### Given task
Copy every line of the following data that includes the string "date".

### Material to process
=====

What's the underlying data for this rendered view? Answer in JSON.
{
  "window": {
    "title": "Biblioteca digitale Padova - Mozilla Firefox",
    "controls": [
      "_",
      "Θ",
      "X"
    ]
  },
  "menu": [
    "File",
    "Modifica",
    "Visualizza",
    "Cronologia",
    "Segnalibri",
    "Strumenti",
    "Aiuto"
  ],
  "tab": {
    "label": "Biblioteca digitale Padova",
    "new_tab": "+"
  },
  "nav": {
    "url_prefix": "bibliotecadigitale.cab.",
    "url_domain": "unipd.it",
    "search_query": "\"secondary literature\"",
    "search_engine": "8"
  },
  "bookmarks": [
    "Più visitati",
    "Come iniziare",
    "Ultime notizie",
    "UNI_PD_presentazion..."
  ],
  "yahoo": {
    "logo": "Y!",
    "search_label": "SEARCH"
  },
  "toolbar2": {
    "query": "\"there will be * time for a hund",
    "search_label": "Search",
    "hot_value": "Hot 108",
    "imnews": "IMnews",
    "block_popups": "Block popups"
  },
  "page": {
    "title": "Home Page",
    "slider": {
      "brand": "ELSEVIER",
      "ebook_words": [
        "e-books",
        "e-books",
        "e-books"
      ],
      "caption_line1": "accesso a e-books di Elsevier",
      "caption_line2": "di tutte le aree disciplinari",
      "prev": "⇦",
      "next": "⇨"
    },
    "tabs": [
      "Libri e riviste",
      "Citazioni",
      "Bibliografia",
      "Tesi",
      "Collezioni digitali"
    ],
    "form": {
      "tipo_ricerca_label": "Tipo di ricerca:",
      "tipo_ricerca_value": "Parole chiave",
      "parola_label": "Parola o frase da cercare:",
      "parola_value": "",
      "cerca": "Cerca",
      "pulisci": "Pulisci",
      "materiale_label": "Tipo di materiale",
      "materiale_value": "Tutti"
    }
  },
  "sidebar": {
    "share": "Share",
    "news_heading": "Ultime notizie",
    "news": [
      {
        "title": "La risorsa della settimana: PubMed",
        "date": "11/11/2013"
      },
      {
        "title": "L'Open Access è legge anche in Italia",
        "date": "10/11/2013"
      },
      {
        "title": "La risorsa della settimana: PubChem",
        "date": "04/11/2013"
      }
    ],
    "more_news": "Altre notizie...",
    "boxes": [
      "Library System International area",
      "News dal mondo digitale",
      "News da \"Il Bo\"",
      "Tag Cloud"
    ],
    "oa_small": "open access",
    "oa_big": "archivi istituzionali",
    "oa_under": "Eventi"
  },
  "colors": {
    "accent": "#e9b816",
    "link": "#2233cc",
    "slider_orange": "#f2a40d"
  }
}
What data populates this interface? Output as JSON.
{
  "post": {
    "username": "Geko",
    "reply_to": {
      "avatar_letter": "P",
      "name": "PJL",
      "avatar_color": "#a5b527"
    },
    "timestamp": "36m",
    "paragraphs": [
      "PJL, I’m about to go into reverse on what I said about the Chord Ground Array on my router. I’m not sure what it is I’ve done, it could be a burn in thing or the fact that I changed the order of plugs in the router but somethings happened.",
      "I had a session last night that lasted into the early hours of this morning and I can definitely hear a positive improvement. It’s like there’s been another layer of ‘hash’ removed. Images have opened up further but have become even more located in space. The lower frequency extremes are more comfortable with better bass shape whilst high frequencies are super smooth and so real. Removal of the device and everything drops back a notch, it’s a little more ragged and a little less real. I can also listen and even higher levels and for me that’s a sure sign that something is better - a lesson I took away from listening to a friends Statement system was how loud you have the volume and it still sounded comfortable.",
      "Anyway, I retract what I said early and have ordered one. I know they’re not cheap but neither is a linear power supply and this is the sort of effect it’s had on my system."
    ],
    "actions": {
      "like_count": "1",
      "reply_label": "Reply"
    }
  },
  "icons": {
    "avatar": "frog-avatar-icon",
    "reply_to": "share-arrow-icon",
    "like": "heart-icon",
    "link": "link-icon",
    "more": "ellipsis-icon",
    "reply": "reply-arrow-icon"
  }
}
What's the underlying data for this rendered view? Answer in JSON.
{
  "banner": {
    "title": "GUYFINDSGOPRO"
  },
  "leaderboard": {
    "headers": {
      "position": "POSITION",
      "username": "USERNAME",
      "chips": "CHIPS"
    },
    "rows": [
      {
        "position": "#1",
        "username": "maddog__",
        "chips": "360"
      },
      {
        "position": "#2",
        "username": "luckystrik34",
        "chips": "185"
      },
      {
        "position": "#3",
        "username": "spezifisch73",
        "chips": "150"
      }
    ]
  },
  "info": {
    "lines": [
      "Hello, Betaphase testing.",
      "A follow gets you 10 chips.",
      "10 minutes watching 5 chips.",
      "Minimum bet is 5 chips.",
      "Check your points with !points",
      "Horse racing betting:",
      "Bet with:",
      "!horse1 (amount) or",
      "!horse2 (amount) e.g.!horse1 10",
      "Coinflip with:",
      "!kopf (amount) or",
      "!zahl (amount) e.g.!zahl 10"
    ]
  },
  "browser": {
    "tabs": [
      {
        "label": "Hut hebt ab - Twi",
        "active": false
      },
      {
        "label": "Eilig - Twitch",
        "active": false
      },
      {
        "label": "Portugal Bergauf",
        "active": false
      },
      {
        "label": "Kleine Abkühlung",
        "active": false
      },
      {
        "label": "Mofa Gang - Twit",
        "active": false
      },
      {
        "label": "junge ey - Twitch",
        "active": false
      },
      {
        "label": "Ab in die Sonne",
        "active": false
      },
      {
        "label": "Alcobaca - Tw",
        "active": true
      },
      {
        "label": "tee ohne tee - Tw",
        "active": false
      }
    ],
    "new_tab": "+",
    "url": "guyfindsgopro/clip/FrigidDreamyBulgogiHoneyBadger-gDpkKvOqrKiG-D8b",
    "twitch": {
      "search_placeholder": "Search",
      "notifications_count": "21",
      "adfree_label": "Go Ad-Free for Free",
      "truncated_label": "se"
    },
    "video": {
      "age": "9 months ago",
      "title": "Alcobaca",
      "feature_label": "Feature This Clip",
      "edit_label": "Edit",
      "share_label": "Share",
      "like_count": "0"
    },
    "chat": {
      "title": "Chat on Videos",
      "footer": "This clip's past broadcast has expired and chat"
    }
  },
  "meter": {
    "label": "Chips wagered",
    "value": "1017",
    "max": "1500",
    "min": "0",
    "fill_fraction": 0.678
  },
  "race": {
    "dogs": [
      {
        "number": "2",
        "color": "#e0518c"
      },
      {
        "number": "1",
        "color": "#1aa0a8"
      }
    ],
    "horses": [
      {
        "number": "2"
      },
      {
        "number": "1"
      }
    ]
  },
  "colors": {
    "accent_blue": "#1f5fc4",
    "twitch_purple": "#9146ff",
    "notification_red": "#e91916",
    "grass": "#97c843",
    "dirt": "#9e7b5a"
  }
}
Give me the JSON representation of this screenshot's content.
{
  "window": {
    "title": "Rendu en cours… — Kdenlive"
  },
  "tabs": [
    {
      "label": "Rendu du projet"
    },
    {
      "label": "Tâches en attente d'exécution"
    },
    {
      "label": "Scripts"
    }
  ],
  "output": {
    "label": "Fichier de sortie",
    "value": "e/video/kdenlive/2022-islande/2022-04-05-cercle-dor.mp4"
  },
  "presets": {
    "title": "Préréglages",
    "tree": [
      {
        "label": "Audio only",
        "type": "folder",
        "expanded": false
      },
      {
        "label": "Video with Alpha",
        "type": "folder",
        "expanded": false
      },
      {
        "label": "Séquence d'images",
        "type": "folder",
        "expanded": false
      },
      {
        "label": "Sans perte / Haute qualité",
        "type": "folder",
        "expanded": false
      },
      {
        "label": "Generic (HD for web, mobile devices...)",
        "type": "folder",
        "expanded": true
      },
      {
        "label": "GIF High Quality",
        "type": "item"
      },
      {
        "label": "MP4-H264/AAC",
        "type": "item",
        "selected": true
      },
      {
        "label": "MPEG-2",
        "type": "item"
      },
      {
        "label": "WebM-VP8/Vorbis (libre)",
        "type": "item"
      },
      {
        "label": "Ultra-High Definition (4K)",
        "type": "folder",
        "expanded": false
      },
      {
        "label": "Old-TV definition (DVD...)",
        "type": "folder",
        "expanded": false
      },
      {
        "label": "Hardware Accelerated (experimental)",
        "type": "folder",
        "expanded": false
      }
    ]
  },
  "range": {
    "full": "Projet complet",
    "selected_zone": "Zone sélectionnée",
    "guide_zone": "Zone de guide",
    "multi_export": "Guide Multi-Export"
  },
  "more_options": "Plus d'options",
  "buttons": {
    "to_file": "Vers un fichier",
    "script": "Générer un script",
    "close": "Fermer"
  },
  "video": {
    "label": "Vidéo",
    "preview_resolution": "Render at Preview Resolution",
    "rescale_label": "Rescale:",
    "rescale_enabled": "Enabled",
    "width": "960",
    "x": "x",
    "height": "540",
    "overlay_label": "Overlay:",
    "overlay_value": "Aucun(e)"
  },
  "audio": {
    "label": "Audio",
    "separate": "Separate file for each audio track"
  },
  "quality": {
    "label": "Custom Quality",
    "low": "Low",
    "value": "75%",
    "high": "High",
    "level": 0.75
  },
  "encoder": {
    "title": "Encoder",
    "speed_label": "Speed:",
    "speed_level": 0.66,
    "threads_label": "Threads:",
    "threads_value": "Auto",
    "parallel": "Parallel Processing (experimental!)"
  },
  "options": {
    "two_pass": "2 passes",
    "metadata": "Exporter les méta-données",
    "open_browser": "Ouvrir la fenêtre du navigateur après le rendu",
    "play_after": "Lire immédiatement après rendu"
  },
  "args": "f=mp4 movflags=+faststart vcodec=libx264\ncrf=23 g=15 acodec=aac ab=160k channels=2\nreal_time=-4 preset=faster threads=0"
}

=====

### Result for this task
        "date": "11/11/2013"
        "date": "10/11/2013"
        "date": "04/11/2013"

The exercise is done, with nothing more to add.